• What needs to be done
Restate the complete material exactly.
--- Start Material for the task ---
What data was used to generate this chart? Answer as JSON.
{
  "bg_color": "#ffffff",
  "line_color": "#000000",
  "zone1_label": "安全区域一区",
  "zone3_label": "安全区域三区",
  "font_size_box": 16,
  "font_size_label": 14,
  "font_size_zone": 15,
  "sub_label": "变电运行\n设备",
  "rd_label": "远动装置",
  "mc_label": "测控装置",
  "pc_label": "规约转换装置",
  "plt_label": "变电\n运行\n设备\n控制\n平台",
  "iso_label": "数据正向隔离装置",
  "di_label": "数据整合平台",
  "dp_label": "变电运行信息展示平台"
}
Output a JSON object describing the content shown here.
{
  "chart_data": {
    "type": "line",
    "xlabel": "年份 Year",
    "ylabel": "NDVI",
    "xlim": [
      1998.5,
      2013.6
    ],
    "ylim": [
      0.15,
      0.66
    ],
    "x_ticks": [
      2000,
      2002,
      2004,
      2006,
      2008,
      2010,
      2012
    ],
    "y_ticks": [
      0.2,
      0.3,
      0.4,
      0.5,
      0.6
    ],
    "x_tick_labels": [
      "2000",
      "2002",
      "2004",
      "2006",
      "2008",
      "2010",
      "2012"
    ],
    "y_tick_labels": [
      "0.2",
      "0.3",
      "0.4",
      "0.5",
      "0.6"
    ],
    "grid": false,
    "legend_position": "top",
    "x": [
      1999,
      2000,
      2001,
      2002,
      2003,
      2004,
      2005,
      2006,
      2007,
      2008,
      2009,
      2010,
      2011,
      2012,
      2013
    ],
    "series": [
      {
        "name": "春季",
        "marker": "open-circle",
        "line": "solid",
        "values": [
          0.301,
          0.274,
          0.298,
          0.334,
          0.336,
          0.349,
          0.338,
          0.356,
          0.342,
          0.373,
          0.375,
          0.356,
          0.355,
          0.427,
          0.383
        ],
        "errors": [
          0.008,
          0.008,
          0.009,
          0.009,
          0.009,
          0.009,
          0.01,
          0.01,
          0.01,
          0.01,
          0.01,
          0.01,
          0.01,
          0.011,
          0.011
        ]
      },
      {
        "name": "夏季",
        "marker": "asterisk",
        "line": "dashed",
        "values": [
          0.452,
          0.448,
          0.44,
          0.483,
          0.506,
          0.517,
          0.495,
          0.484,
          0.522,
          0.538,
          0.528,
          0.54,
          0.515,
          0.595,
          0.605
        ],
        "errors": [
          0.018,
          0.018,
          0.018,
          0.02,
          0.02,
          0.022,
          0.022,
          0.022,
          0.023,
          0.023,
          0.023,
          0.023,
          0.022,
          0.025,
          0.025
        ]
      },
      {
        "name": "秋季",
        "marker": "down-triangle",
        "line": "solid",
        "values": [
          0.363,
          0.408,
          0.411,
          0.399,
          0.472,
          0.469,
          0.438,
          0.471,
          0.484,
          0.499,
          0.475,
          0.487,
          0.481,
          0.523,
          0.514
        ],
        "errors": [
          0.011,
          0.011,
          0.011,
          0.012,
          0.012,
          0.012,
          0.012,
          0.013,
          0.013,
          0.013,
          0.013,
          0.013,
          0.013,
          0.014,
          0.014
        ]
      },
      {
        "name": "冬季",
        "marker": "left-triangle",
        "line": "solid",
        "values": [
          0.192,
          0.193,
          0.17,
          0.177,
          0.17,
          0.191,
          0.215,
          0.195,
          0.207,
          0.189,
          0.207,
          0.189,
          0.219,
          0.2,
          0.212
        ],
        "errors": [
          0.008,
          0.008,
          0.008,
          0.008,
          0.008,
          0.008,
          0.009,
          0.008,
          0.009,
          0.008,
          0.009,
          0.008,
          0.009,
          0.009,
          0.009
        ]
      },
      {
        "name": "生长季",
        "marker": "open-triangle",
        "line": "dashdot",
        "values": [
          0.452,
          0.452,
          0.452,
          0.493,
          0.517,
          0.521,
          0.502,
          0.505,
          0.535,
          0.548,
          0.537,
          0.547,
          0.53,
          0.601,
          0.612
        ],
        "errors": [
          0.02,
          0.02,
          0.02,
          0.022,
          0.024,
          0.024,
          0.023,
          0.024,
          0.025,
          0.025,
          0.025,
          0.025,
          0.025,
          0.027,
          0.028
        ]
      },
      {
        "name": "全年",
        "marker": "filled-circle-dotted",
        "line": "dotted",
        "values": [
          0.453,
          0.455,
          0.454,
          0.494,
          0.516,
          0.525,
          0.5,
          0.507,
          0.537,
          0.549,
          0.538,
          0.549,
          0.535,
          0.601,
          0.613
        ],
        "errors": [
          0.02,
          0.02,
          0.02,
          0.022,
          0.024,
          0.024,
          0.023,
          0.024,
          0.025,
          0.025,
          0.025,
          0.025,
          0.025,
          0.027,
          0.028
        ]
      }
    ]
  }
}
--- End Material for the task ---
• Expected output
What data was used to generate this chart? Answer as JSON.
{
  "bg_color": "#ffffff",
  "line_color": "#000000",
  "zone1_label": "安全区域一区",
  "zone3_label": "安全区域三区",
  "font_size_box": 16,
  "font_size_label": 14,
  "font_size_zone": 15,
  "sub_label": "变电运行\n设备",
  "rd_label": "远动装置",
  "mc_label": "测控装置",
  "pc_label": "规约转换装置",
  "plt_label": "变电\n运行\n设备\n控制\n平台",
  "iso_label": "数据正向隔离装置",
  "di_label": "数据整合平台",
  "dp_label": "变电运行信息展示平台"
}
Output a JSON object describing the content shown here.
{
  "chart_data": {
    "type": "line",
    "xlabel": "年份 Year",
    "ylabel": "NDVI",
    "xlim": [
      1998.5,
      2013.6
    ],
    "ylim": [
      0.15,
      0.66
    ],
    "x_ticks": [
      2000,
      2002,
      2004,
      2006,
      2008,
      2010,
      2012
    ],
    "y_ticks": [
      0.2,
      0.3,
      0.4,
      0.5,
      0.6
    ],
    "x_tick_labels": [
      "2000",
      "2002",
      "2004",
      "2006",
      "2008",
      "2010",
      "2012"
    ],
    "y_tick_labels": [
      "0.2",
      "0.3",
      "0.4",
      "0.5",
      "0.6"
    ],
    "grid": false,
    "legend_position": "top",
    "x": [
      1999,
      2000,
      2001,
      2002,
      2003,
      2004,
      2005,
      2006,
      2007,
      2008,
      2009,
      2010,
      2011,
      2012,
      2013
    ],
    "series": [
      {
        "name": "春季",
        "marker": "open-circle",
        "line": "solid",
        "values": [
          0.301,
          0.274,
          0.298,
          0.334,
          0.336,
          0.349,
          0.338,
          0.356,
          0.342,
          0.373,
          0.375,
          0.356,
          0.355,
          0.427,
          0.383
        ],
        "errors": [
          0.008,
          0.008,
          0.009,
          0.009,
          0.009,
          0.009,
          0.01,
          0.01,
          0.01,
          0.01,
          0.01,
          0.01,
          0.01,
          0.011,
          0.011
        ]
      },
      {
        "name": "夏季",
        "marker": "asterisk",
        "line": "dashed",
        "values": [
          0.452,
          0.448,
          0.44,
          0.483,
          0.506,
          0.517,
          0.495,
          0.484,
          0.522,
          0.538,
          0.528,
          0.54,
          0.515,
          0.595,
          0.605
        ],
        "errors": [
          0.018,
          0.018,
          0.018,
          0.02,
          0.02,
          0.022,
          0.022,
          0.022,
          0.023,
          0.023,
          0.023,
          0.023,
          0.022,
          0.025,
          0.025
        ]
      },
      {
        "name": "秋季",
        "marker": "down-triangle",
        "line": "solid",
        "values": [
          0.363,
          0.408,
          0.411,
          0.399,
          0.472,
          0.469,
          0.438,
          0.471,
          0.484,
          0.499,
          0.475,
          0.487,
          0.481,
          0.523,
          0.514
        ],
        "errors": [
          0.011,
          0.011,
          0.011,
          0.012,
          0.012,
          0.012,
          0.012,
          0.013,
          0.013,
          0.013,
          0.013,
          0.013,
          0.013,
          0.014,
          0.014
        ]
      },
      {
        "name": "冬季",
        "marker": "left-triangle",
        "line": "solid",
        "values": [
          0.192,
          0.193,
          0.17,
          0.177,
          0.17,
          0.191,
          0.215,
          0.195,
          0.207,
          0.189,
          0.207,
          0.189,
          0.219,
          0.2,
          0.212
        ],
        "errors": [
          0.008,
          0.008,
          0.008,
          0.008,
          0.008,
          0.008,
          0.009,
          0.008,
          0.009,
          0.008,
          0.009,
          0.008,
          0.009,
          0.009,
          0.009
        ]
      },
      {
        "name": "生长季",
        "marker": "open-triangle",
        "line": "dashdot",
        "values": [
          0.452,
          0.452,
          0.452,
          0.493,
          0.517,
          0.521,
          0.502,
          0.505,
          0.535,
          0.548,
          0.537,
          0.547,
          0.53,
          0.601,
          0.612
        ],
        "errors": [
          0.02,
          0.02,
          0.02,
          0.022,
          0.024,
          0.024,
          0.023,
          0.024,
          0.025,
          0.025,
          0.025,
          0.025,
          0.025,
          0.027,
          0.028
        ]
      },
      {
        "name": "全年",
        "marker": "filled-circle-dotted",
        "line": "dotted",
        "values": [
          0.453,
          0.455,
          0.454,
          0.494,
          0.516,
          0.525,
          0.5,
          0.507,
          0.537,
          0.549,
          0.538,
          0.549,
          0.535,
          0.601,
          0.613
        ],
        "errors": [
          0.02,
          0.02,
          0.02,
          0.022,
          0.024,
          0.024,
          0.023,
          0.024,
          0.025,
          0.025,
          0.025,
          0.025,
          0.025,
          0.027,
          0.028
        ]
      }
    ]
  }
}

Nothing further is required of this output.